Stored entries:
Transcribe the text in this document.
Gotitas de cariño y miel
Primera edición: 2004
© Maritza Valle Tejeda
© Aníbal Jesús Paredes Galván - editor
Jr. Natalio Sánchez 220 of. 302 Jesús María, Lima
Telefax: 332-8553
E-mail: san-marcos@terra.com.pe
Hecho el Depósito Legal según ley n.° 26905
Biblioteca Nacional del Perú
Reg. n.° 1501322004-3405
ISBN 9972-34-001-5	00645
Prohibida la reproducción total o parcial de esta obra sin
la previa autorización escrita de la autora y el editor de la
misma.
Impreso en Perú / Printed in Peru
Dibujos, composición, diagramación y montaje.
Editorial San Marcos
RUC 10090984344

## TASK REQUIREMENTS
Nothing may be left out: return each entry exactly as it reads.

## THE REPLY
Transcribe the text in this document.
Gotitas de cariño y miel
Primera edición: 2004
© Maritza Valle Tejeda
© Aníbal Jesús Paredes Galván - editor
Jr. Natalio Sánchez 220 of. 302 Jesús María, Lima
Telefax: 332-8553
E-mail: san-marcos@terra.com.pe
Hecho el Depósito Legal según ley n.° 26905
Biblioteca Nacional del Perú
Reg. n.° 1501322004-3405
ISBN 9972-34-001-5	00645
Prohibida la reproducción total o parcial de esta obra sin
la previa autorización escrita de la autora y el editor de la
misma.
Impreso en Perú / Printed in Peru
Dibujos, composición, diagramación y montaje.
Editorial San Marcos
RUC 10090984344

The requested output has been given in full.